AVAILABLE DATA:
--------------------------------

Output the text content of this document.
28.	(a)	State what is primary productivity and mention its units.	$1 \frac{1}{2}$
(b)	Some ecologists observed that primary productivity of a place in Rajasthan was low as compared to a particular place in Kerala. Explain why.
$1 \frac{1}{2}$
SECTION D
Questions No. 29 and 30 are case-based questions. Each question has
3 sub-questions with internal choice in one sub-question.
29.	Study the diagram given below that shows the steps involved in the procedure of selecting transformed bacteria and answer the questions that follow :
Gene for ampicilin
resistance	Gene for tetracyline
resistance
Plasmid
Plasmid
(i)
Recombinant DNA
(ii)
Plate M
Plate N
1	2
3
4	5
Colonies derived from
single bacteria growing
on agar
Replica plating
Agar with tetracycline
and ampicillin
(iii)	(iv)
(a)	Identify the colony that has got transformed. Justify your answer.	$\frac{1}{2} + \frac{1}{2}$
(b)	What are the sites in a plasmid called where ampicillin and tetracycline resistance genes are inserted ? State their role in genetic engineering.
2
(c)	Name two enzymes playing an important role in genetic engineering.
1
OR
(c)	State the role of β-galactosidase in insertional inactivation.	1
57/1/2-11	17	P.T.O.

--------------------------------

TASK TO CARRY OUT: Write out the data exactly as it stands.

SOLUTION TO THE PROBLEM:
Output the text content of this document.
28.	(a)	State what is primary productivity and mention its units.	$1 \frac{1}{2}$
(b)	Some ecologists observed that primary productivity of a place in Rajasthan was low as compared to a particular place in Kerala. Explain why.
$1 \frac{1}{2}$
SECTION D
Questions No. 29 and 30 are case-based questions. Each question has
3 sub-questions with internal choice in one sub-question.
29.	Study the diagram given below that shows the steps involved in the procedure of selecting transformed bacteria and answer the questions that follow :
Gene for ampicilin
resistance	Gene for tetracyline
resistance
Plasmid
Plasmid
(i)
Recombinant DNA
(ii)
Plate M
Plate N
1	2
3
4	5
Colonies derived from
single bacteria growing
on agar
Replica plating
Agar with tetracycline
and ampicillin
(iii)	(iv)
(a)	Identify the colony that has got transformed. Justify your answer.	$\frac{1}{2} + \frac{1}{2}$
(b)	What are the sites in a plasmid called where ampicillin and tetracycline resistance genes are inserted ? State their role in genetic engineering.
2
(c)	Name two enzymes playing an important role in genetic engineering.
1
OR
(c)	State the role of β-galactosidase in insertional inactivation.	1
57/1/2-11	17	P.T.O.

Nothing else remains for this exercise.